→ **Data rows**
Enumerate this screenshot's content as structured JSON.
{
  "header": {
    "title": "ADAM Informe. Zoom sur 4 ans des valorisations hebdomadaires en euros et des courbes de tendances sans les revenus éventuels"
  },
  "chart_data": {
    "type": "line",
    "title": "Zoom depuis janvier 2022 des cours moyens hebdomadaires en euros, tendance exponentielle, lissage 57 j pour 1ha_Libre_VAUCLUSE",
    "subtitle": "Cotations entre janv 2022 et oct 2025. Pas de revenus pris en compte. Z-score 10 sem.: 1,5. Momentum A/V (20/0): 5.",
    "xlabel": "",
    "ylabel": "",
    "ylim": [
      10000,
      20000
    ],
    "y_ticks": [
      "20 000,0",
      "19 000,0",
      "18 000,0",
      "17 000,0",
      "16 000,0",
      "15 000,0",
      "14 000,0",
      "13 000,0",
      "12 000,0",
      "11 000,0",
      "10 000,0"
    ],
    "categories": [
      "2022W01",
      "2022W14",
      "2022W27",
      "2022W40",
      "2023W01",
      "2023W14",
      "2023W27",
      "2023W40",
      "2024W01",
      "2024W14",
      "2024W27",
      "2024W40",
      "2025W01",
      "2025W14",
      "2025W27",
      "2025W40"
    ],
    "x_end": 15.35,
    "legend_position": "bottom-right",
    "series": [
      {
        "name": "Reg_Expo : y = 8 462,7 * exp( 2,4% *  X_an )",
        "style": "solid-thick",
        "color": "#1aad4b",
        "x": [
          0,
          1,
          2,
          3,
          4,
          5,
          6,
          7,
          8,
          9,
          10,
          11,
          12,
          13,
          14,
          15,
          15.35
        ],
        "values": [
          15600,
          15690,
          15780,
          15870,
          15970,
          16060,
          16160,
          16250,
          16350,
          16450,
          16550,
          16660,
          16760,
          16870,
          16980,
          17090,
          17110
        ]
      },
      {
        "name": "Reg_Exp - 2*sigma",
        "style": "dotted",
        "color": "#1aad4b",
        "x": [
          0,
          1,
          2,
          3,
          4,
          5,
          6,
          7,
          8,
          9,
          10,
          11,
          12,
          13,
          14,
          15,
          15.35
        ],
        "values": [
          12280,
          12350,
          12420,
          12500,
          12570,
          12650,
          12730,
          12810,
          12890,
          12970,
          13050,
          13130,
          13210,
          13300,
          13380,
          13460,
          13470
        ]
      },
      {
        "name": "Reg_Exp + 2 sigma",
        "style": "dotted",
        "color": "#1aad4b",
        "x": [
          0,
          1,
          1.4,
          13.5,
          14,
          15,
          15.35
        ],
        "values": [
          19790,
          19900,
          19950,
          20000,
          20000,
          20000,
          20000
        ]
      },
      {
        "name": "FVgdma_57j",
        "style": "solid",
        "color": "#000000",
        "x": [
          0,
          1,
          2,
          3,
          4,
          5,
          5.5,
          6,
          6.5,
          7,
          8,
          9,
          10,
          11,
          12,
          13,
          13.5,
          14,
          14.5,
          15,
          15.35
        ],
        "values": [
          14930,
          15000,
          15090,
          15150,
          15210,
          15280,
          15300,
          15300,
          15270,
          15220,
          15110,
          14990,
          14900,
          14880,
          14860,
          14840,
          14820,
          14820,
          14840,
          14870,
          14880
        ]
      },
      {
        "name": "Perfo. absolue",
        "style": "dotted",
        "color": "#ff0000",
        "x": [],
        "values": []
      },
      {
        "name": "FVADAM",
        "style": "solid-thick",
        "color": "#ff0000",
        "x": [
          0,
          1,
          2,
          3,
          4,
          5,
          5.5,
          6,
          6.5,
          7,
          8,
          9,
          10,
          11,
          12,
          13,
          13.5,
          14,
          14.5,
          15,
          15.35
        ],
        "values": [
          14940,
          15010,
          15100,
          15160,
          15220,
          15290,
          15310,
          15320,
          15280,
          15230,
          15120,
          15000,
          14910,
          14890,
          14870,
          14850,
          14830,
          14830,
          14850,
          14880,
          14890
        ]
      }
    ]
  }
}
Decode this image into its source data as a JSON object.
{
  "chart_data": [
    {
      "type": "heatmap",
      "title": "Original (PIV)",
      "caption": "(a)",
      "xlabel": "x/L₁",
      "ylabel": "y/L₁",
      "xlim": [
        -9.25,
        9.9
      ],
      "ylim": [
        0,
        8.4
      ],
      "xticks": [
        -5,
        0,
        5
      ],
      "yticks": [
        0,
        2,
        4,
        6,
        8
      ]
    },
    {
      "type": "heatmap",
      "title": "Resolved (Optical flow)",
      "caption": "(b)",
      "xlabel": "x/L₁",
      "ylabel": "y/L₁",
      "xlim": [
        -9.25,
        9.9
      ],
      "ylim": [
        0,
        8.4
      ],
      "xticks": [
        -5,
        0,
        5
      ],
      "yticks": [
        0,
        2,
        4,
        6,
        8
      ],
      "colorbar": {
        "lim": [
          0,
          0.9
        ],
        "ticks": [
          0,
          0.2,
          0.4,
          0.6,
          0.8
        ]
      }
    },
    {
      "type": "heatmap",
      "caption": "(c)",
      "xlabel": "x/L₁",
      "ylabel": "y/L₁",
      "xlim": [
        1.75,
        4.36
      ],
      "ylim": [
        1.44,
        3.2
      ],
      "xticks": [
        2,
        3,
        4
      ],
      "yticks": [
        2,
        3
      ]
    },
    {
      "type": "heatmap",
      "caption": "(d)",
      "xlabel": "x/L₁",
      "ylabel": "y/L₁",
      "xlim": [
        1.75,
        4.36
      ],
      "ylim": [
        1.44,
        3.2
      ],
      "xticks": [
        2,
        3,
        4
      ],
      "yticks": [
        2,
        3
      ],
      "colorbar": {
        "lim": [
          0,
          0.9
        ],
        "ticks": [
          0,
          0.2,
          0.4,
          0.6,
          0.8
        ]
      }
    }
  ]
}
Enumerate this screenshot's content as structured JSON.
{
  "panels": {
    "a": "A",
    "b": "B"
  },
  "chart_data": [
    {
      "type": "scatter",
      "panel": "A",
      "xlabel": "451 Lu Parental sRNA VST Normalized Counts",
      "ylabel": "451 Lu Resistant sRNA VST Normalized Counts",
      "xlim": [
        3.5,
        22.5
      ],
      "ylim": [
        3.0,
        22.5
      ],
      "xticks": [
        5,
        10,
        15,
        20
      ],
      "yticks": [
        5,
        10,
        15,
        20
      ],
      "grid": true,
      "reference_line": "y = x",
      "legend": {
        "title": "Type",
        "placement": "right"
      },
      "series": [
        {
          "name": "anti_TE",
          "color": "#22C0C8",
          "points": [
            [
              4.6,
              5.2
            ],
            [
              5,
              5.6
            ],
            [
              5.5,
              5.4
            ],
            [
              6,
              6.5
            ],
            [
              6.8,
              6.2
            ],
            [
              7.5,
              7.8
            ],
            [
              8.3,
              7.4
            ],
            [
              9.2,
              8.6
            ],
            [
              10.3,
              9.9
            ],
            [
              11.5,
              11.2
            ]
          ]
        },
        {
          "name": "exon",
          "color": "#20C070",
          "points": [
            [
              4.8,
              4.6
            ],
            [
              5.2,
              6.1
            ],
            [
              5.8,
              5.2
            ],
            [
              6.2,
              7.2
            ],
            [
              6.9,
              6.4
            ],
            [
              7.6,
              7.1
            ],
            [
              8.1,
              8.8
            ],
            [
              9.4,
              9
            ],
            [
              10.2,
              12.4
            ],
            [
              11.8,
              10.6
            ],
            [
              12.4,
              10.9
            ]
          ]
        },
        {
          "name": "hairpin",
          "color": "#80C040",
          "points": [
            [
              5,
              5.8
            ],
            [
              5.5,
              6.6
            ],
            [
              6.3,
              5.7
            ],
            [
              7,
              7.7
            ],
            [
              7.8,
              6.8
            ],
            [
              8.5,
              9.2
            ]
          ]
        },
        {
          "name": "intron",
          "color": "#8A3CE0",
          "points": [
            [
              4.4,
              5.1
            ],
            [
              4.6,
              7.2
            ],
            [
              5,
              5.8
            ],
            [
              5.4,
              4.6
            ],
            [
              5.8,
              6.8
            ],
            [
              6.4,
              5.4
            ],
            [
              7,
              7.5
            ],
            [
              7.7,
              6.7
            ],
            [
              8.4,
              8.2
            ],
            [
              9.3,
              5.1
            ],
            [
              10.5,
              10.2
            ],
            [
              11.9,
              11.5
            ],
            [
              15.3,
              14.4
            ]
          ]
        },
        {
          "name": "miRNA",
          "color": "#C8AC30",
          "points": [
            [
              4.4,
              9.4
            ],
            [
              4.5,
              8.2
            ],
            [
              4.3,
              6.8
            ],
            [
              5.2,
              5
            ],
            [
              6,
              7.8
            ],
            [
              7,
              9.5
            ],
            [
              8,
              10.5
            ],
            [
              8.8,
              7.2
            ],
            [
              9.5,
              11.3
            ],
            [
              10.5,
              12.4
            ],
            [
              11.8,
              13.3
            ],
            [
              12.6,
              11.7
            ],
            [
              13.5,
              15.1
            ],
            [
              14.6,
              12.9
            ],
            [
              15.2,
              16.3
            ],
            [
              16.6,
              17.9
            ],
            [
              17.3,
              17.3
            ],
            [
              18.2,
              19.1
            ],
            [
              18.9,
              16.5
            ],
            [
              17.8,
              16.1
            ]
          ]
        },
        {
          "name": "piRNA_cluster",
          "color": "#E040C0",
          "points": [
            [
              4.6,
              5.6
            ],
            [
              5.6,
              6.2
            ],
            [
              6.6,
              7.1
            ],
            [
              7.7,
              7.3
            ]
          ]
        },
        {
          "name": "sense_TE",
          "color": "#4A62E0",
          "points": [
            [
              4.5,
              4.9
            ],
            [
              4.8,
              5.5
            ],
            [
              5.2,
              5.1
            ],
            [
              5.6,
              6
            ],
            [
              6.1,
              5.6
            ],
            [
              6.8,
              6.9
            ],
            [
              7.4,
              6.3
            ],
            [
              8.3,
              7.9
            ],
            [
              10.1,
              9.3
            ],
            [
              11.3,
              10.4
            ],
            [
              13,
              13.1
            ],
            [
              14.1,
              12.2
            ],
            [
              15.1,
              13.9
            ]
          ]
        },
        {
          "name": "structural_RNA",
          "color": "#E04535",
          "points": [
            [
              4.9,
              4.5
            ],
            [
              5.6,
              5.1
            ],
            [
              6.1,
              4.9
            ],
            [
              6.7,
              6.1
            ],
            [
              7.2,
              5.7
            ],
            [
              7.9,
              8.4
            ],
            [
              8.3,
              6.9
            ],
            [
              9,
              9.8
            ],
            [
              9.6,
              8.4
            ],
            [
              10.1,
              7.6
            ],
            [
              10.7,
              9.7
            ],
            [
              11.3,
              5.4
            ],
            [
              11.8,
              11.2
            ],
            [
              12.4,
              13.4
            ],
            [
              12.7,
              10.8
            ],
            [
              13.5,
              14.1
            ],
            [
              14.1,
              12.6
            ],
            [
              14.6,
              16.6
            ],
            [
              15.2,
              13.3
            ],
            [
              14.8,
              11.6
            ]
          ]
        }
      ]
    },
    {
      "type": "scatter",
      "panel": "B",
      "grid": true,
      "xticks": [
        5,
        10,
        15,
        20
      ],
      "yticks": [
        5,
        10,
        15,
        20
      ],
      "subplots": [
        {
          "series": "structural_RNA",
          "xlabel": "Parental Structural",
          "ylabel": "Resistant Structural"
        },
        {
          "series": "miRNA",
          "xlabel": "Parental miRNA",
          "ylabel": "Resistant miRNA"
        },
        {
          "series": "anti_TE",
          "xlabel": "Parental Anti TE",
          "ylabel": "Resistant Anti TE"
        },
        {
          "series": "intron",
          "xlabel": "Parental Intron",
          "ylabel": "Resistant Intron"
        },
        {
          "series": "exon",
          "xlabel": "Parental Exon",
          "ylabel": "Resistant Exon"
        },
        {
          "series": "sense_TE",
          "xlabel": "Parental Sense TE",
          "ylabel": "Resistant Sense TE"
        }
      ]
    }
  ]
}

→ **Task description**
In the records above, find the lines containing "right" and copy them.

→ **Response to the task**
    "legend_position": "bottom-right",
        "placement": "right"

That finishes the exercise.